--- TEXT EXTRACT ---

Clause 4 states that the agreement, other than the first four clauses, shall not operate until the ratification Bill is passed and comes into operation as an Act. It further provides for the cessation and determination of the agreement if the Bill has not commenced to operate as an Act by 30 June 2002 or such later date as may be agreed. Clause 5 deals with the initial obligations of Mineralogy. Mineralogy is required to keep the State informed of the studies it undertakes for the purposes of preparing initial project development proposals. The reports are to advise the expected Western Australian and Australian content of each project proposed. Mineralogy is required to cooperate and consult with the State with respect to any relevant studies, and to join with the State in infrastructure studies which both the company and the State agree should be undertaken.

The next three clauses of the agreement deal with project development proposals. Clause 6 relates to the proponents submitting detailed development proposals to me for approval. Proposals for at least one project must be submitted prior to 30 June 2003. The initial project must be substantial, with production of at least two million tonnes a year of steel or direct reduced iron or six million tonnes a year in the case of a lesser processed pellet project. The details to be submitted are enumerated and, in addition to describing all plant and services required for a project development, include identification of the use of local services, suppliers, materials and contractors. Provision is made for the proponent to consult with me on reasons for foreign content supplies. The agreement envisages projects to be developed in the Fortescue - Cape Preston region. However, under the definition of "plant areas", provision is made for plant to be located elsewhere within the Pilbara, if agreed between Mineralogy and me. The proposals need to define all tenures to land required for a project. The clause allows for use of existing infrastructure and for other industrial parties to have access to Cape Preston and land nearby. At the time of submission of proposals, the proponents must demonstrate to my satisfaction the availability of finance and their readiness to proceed if my approval is given. However, if the financial support of an export credit agency is sought, in order to allow the time required for this facility to be put in place, an extension of time of up to 18 months is allowed for submission of this information. In those circumstances, I may consider and approve the proposal subject to later receipt of confirmation of the availability of finance and the readiness of the proponents to proceed.

Clause 7 relates to the procedures that have to be followed in my consideration of the proposals. Upon receipt of proposals, I may, subject to compliance with the requirements of the Environmental Protection Act 1986 and laws relating to native title, approve the proposals wholly or in part; defer a decision until such time as the proponents submit further proposals; or require a condition precedent be satisfied before approval. Within two months of their submission, the proponents are to be notified of my decision in respect of the proposals. If I do not approve the proposals, there is a procedure by which the agreement can ultimately be terminated. Arbitration provisions apply to my decisions on the proposals. Members should note that, once proposals have been approved, the proponents are obliged to implement them. Clause 8 enables the proponents, at some future date, to submit additional proposals, on the same basis as clauses 6 and 7, if they wish to significantly alter or expand their activities from the proposals that have already been approved.

--- DATA EXTRACT ---

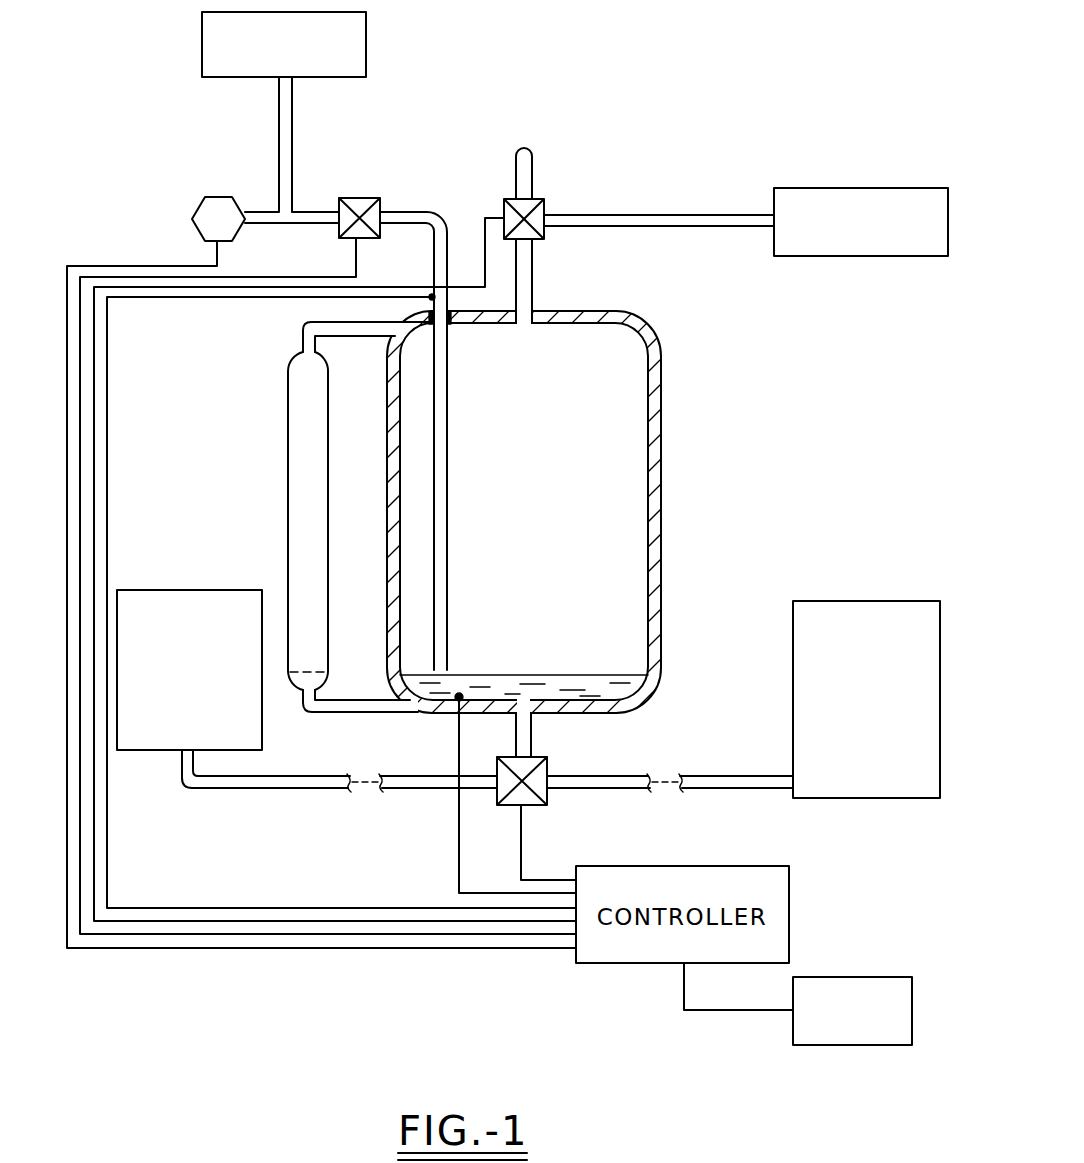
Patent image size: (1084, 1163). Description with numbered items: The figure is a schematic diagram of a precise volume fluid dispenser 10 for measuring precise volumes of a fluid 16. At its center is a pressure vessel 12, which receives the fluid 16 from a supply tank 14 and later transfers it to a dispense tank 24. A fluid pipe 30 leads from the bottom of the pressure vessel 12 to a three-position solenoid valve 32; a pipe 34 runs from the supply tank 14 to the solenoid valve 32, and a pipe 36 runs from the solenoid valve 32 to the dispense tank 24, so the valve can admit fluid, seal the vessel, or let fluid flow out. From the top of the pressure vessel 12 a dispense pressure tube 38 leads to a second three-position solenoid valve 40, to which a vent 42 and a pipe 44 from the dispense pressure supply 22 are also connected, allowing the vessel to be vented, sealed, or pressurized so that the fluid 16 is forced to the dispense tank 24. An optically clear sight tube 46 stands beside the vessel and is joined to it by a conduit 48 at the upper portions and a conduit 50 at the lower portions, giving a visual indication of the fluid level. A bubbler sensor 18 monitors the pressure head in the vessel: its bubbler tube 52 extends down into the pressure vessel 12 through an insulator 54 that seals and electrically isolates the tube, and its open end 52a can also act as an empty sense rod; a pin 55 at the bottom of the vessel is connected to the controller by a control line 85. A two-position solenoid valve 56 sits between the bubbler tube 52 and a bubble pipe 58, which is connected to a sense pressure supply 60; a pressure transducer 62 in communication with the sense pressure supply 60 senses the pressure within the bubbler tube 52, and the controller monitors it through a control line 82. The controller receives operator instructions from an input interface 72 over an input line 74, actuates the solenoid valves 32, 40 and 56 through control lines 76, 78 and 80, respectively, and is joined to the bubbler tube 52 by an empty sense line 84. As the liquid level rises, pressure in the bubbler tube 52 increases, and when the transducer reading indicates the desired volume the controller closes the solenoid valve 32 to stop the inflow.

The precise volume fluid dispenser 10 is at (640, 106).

---

(WHAT YOU WILL DO):
From the text above on the agreement clauses, reproduce word for word the passage starting at "Clause 4 states" and ending at "should be undertaken.".

(THE SOLUTION):
Clause 4 states that the agreement, other than the first four clauses, shall not operate until the ratification Bill is passed and comes into operation as an Act. It further provides for the cessation and determination of the agreement if the Bill has not commenced to operate as an Act by 30 June 2002 or such later date as may be agreed. Clause 5 deals with the initial obligations of Mineralogy. Mineralogy is required to keep the State informed of the studies it undertakes for the purposes of preparing initial project development proposals. The reports are to advise the expected Western Australian and Australian content of each project proposed. Mineralogy is required to cooperate and consult with the State with respect to any relevant studies, and to join with the State in infrastructure studies which both the company and the State agree should be undertaken.